■ **To do**
Print the data that follows exactly.

Entries taken from a collection
- - - -
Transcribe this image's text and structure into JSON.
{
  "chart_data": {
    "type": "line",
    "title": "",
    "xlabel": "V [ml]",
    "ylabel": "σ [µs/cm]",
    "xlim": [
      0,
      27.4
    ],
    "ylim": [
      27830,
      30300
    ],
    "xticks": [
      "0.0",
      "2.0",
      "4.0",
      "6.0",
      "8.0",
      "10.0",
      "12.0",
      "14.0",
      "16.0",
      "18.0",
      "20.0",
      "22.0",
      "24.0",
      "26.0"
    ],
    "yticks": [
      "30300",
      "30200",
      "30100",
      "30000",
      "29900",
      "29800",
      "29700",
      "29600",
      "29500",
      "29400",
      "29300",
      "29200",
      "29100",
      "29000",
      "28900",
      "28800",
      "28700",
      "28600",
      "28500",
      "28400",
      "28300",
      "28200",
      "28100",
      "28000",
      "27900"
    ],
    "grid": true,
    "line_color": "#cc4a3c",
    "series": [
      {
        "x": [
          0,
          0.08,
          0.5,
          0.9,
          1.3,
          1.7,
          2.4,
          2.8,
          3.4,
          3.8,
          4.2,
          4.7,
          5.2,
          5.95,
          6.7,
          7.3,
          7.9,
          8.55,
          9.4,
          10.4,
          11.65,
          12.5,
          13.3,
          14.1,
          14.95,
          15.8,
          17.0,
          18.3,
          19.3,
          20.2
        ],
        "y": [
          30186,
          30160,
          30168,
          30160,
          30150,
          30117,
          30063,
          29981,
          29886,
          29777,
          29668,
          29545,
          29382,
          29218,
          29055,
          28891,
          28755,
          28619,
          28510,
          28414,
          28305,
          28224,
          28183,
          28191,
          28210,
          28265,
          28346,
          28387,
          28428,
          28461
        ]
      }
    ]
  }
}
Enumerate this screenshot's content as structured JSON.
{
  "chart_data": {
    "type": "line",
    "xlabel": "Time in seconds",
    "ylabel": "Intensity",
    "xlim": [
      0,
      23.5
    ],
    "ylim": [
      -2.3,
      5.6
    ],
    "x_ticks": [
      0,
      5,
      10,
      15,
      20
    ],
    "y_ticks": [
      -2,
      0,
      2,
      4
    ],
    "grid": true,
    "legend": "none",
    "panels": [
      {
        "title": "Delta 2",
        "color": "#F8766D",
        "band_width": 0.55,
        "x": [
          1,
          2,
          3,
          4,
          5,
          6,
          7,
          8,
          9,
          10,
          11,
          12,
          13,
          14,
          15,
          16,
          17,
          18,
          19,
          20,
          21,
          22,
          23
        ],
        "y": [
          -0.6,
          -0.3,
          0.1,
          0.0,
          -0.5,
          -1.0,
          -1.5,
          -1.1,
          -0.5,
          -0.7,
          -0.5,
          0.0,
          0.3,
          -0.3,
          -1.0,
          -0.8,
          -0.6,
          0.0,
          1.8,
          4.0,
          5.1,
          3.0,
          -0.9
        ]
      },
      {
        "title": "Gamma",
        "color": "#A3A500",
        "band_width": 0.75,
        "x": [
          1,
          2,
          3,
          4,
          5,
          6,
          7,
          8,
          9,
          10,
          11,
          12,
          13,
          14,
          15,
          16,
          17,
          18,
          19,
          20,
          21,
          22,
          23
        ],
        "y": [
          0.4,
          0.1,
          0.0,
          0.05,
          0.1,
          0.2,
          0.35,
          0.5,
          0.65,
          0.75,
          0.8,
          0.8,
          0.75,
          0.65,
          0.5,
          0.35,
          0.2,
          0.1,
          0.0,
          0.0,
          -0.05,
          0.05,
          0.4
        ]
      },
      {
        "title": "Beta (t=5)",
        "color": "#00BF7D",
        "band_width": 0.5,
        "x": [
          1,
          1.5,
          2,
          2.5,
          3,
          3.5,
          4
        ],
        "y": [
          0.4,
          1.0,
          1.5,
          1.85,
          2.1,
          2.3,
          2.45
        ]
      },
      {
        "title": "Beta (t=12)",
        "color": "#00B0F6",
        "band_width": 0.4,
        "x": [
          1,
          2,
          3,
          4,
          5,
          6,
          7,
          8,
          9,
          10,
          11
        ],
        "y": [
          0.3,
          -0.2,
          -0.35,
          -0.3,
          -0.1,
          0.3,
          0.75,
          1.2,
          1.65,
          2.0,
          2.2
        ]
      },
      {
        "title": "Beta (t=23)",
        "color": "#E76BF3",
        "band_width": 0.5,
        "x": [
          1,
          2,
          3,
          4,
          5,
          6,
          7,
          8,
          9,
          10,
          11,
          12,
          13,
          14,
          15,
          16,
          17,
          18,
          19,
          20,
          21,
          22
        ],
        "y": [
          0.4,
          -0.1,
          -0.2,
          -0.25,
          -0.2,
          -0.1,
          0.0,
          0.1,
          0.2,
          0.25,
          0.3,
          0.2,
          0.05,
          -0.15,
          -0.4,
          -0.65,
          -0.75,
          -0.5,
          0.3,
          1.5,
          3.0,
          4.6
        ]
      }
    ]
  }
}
- - - -
■ **Task answer**
Transcribe this image's text and structure into JSON.
{
  "chart_data": {
    "type": "line",
    "title": "",
    "xlabel": "V [ml]",
    "ylabel": "σ [µs/cm]",
    "xlim": [
      0,
      27.4
    ],
    "ylim": [
      27830,
      30300
    ],
    "xticks": [
      "0.0",
      "2.0",
      "4.0",
      "6.0",
      "8.0",
      "10.0",
      "12.0",
      "14.0",
      "16.0",
      "18.0",
      "20.0",
      "22.0",
      "24.0",
      "26.0"
    ],
    "yticks": [
      "30300",
      "30200",
      "30100",
      "30000",
      "29900",
      "29800",
      "29700",
      "29600",
      "29500",
      "29400",
      "29300",
      "29200",
      "29100",
      "29000",
      "28900",
      "28800",
      "28700",
      "28600",
      "28500",
      "28400",
      "28300",
      "28200",
      "28100",
      "28000",
      "27900"
    ],
    "grid": true,
    "line_color": "#cc4a3c",
    "series": [
      {
        "x": [
          0,
          0.08,
          0.5,
          0.9,
          1.3,
          1.7,
          2.4,
          2.8,
          3.4,
          3.8,
          4.2,
          4.7,
          5.2,
          5.95,
          6.7,
          7.3,
          7.9,
          8.55,
          9.4,
          10.4,
          11.65,
          12.5,
          13.3,
          14.1,
          14.95,
          15.8,
          17.0,
          18.3,
          19.3,
          20.2
        ],
        "y": [
          30186,
          30160,
          30168,
          30160,
          30150,
          30117,
          30063,
          29981,
          29886,
          29777,
          29668,
          29545,
          29382,
          29218,
          29055,
          28891,
          28755,
          28619,
          28510,
          28414,
          28305,
          28224,
          28183,
          28191,
          28210,
          28265,
          28346,
          28387,
          28428,
          28461
        ]
      }
    ]
  }
}
Enumerate this screenshot's content as structured JSON.
{
  "chart_data": {
    "type": "line",
    "xlabel": "Time in seconds",
    "ylabel": "Intensity",
    "xlim": [
      0,
      23.5
    ],
    "ylim": [
      -2.3,
      5.6
    ],
    "x_ticks": [
      0,
      5,
      10,
      15,
      20
    ],
    "y_ticks": [
      -2,
      0,
      2,
      4
    ],
    "grid": true,
    "legend": "none",
    "panels": [
      {
        "title": "Delta 2",
        "color": "#F8766D",
        "band_width": 0.55,
        "x": [
          1,
          2,
          3,
          4,
          5,
          6,
          7,
          8,
          9,
          10,
          11,
          12,
          13,
          14,
          15,
          16,
          17,
          18,
          19,
          20,
          21,
          22,
          23
        ],
        "y": [
          -0.6,
          -0.3,
          0.1,
          0.0,
          -0.5,
          -1.0,
          -1.5,
          -1.1,
          -0.5,
          -0.7,
          -0.5,
          0.0,
          0.3,
          -0.3,
          -1.0,
          -0.8,
          -0.6,
          0.0,
          1.8,
          4.0,
          5.1,
          3.0,
          -0.9
        ]
      },
      {
        "title": "Gamma",
        "color": "#A3A500",
        "band_width": 0.75,
        "x": [
          1,
          2,
          3,
          4,
          5,
          6,
          7,
          8,
          9,
          10,
          11,
          12,
          13,
          14,
          15,
          16,
          17,
          18,
          19,
          20,
          21,
          22,
          23
        ],
        "y": [
          0.4,
          0.1,
          0.0,
          0.05,
          0.1,
          0.2,
          0.35,
          0.5,
          0.65,
          0.75,
          0.8,
          0.8,
          0.75,
          0.65,
          0.5,
          0.35,
          0.2,
          0.1,
          0.0,
          0.0,
          -0.05,
          0.05,
          0.4
        ]
      },
      {
        "title": "Beta (t=5)",
        "color": "#00BF7D",
        "band_width": 0.5,
        "x": [
          1,
          1.5,
          2,
          2.5,
          3,
          3.5,
          4
        ],
        "y": [
          0.4,
          1.0,
          1.5,
          1.85,
          2.1,
          2.3,
          2.45
        ]
      },
      {
        "title": "Beta (t=12)",
        "color": "#00B0F6",
        "band_width": 0.4,
        "x": [
          1,
          2,
          3,
          4,
          5,
          6,
          7,
          8,
          9,
          10,
          11
        ],
        "y": [
          0.3,
          -0.2,
          -0.35,
          -0.3,
          -0.1,
          0.3,
          0.75,
          1.2,
          1.65,
          2.0,
          2.2
        ]
      },
      {
        "title": "Beta (t=23)",
        "color": "#E76BF3",
        "band_width": 0.5,
        "x": [
          1,
          2,
          3,
          4,
          5,
          6,
          7,
          8,
          9,
          10,
          11,
          12,
          13,
          14,
          15,
          16,
          17,
          18,
          19,
          20,
          21,
          22
        ],
        "y": [
          0.4,
          -0.1,
          -0.2,
          -0.25,
          -0.2,
          -0.1,
          0.0,
          0.1,
          0.2,
          0.25,
          0.3,
          0.2,
          0.05,
          -0.15,
          -0.4,
          -0.65,
          -0.75,
          -0.5,
          0.3,
          1.5,
          3.0,
          4.6
        ]
      }
    ]
  }
}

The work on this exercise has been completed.